### RECORDS FOR THE EXERCISE
=====

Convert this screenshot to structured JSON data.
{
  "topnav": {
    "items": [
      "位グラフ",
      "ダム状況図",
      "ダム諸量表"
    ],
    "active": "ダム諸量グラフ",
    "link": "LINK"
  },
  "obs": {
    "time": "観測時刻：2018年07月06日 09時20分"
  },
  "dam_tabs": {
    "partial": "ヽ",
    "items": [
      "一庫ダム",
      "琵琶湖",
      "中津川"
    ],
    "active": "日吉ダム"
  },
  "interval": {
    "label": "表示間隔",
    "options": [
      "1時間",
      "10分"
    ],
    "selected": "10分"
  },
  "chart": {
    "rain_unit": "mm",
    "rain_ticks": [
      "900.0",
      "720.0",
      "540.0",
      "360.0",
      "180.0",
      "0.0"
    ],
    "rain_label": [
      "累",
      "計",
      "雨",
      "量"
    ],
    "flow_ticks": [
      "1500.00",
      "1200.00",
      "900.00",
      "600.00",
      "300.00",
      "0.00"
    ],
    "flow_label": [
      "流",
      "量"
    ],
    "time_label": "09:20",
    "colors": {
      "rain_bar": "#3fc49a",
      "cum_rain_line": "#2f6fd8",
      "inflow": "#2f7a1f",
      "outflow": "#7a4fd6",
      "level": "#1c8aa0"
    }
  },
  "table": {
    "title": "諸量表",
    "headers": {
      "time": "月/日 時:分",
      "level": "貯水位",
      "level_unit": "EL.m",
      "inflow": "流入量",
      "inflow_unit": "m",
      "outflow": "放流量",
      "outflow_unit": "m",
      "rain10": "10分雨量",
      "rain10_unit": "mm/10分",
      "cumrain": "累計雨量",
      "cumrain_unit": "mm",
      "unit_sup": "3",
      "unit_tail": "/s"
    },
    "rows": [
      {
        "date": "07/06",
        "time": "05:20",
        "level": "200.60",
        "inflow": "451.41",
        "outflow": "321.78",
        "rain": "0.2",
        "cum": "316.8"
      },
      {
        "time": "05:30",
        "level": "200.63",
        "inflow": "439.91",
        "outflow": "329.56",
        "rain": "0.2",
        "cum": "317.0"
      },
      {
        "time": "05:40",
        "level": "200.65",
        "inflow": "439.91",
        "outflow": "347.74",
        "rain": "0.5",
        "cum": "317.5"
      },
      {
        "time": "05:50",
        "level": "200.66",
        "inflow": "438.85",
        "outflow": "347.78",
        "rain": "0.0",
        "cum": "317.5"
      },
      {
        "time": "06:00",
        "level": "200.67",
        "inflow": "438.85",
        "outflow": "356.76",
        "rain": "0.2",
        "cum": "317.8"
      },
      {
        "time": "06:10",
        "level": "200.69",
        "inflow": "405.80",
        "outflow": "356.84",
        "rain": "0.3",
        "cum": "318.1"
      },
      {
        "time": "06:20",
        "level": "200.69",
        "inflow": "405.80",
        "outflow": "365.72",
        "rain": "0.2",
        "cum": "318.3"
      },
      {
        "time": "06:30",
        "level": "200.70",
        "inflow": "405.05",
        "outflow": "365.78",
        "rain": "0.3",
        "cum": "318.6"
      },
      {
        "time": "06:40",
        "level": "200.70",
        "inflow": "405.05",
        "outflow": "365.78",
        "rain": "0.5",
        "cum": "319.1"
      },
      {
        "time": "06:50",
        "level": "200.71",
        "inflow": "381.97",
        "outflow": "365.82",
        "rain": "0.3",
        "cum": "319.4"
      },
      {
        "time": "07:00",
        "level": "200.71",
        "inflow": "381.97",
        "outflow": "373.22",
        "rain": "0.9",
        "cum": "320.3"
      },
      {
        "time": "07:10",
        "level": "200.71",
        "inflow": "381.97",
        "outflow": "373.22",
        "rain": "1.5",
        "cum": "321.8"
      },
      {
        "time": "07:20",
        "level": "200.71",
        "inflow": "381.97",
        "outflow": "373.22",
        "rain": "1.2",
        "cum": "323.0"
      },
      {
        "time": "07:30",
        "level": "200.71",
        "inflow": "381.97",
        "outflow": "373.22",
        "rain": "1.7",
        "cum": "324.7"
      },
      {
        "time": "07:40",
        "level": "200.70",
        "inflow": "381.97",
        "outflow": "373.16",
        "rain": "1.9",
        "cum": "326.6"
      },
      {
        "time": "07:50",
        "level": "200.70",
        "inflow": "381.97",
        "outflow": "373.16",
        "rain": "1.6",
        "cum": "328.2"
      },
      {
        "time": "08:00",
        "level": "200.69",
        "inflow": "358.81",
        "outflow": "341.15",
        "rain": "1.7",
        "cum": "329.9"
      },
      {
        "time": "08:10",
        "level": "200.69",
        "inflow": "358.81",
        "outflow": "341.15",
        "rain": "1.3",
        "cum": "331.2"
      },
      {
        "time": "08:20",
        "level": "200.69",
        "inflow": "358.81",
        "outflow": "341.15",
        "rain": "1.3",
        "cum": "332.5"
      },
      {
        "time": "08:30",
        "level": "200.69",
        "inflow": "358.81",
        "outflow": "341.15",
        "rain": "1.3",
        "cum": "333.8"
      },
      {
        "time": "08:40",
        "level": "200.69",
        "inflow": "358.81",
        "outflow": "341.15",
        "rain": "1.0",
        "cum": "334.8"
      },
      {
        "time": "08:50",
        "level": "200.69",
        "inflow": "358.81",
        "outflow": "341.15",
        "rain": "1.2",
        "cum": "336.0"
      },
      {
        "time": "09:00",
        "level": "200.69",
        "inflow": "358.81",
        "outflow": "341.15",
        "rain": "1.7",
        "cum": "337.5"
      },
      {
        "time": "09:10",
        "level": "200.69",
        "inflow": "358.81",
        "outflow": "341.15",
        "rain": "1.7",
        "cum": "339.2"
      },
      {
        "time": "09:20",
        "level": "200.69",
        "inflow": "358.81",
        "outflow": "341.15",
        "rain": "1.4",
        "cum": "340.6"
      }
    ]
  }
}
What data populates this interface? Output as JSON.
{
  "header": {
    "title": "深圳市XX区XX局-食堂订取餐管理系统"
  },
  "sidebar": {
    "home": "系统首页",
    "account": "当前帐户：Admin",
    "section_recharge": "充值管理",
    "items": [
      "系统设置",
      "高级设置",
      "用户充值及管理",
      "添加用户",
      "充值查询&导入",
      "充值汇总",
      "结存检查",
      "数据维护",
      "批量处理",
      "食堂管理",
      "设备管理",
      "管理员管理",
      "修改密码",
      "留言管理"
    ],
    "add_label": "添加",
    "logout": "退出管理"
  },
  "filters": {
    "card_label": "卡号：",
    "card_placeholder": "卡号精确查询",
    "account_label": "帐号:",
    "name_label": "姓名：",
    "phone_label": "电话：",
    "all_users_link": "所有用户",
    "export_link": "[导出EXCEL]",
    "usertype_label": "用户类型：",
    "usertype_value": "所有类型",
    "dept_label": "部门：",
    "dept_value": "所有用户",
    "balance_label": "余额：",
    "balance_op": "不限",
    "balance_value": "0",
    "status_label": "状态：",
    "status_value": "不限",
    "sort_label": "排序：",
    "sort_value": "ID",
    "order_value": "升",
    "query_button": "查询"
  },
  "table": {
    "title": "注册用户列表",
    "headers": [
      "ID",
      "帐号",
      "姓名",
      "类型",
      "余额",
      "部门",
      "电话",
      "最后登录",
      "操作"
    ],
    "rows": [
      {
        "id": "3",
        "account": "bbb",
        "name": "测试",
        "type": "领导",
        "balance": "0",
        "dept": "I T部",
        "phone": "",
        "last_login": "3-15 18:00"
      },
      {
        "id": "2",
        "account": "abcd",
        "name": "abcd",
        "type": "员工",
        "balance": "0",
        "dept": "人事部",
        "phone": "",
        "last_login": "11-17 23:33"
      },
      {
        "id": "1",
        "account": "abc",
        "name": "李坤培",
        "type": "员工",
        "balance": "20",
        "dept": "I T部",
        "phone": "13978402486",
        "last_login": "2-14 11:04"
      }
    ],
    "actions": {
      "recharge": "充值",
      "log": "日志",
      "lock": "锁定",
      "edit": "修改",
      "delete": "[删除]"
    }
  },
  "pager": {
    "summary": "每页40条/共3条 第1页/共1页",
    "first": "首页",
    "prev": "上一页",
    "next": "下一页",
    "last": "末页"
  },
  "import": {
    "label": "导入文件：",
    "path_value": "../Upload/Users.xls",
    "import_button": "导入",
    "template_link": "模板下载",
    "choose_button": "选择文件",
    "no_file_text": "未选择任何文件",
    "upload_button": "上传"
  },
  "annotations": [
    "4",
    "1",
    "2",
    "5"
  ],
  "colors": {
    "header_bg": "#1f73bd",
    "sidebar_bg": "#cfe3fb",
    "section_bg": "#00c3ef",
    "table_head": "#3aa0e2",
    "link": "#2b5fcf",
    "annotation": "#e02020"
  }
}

=====

### PROMPT
Go through the entries above and pull out each line with "data" in it.

### WRITTEN RESPONSE
Convert this screenshot to structured JSON data.
What data populates this interface? Output as JSON.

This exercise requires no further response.